--- AIM OF THE TASK ---
Your task is to copy each line that has the word "source".

--- SUPPLIED RECORDS ---

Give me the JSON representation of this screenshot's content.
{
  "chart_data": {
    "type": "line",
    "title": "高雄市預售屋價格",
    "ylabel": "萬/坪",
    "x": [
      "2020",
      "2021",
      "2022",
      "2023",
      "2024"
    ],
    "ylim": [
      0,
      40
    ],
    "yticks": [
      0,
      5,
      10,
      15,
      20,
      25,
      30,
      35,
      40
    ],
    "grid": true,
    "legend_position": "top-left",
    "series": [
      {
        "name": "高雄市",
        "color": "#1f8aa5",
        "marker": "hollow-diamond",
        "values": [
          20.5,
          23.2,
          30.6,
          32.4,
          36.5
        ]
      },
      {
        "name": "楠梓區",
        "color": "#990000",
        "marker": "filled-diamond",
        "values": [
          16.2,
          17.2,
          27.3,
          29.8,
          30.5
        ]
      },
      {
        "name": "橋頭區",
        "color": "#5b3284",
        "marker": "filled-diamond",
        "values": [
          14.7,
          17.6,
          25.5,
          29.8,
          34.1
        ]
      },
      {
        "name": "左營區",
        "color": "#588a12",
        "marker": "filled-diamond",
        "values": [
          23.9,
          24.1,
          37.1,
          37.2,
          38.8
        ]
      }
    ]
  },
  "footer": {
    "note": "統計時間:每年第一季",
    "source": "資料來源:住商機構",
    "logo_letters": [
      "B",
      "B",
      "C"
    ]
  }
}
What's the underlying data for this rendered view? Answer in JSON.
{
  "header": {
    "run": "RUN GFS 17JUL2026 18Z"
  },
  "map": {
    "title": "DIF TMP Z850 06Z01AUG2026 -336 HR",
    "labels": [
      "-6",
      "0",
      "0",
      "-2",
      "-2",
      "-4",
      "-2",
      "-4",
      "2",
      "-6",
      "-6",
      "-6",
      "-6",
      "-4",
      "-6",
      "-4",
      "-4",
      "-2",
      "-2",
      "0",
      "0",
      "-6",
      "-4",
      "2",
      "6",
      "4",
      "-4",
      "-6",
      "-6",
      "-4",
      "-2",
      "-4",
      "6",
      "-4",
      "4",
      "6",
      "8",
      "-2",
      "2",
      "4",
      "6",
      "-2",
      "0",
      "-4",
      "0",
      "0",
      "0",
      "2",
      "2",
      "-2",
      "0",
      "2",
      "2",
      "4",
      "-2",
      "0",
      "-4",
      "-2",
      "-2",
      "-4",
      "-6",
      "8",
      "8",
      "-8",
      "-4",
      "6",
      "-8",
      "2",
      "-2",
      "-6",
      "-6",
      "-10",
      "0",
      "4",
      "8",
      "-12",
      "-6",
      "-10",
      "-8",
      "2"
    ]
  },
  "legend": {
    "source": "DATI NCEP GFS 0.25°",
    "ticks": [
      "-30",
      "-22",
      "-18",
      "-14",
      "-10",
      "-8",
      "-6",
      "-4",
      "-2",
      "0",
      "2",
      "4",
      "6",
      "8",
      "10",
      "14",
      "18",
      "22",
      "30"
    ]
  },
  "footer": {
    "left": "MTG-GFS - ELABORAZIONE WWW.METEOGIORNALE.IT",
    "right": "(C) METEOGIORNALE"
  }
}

--- TASK SOLUTION ---
    "source": "資料來源:住商機構",
    "source": "DATI NCEP GFS 0.25°",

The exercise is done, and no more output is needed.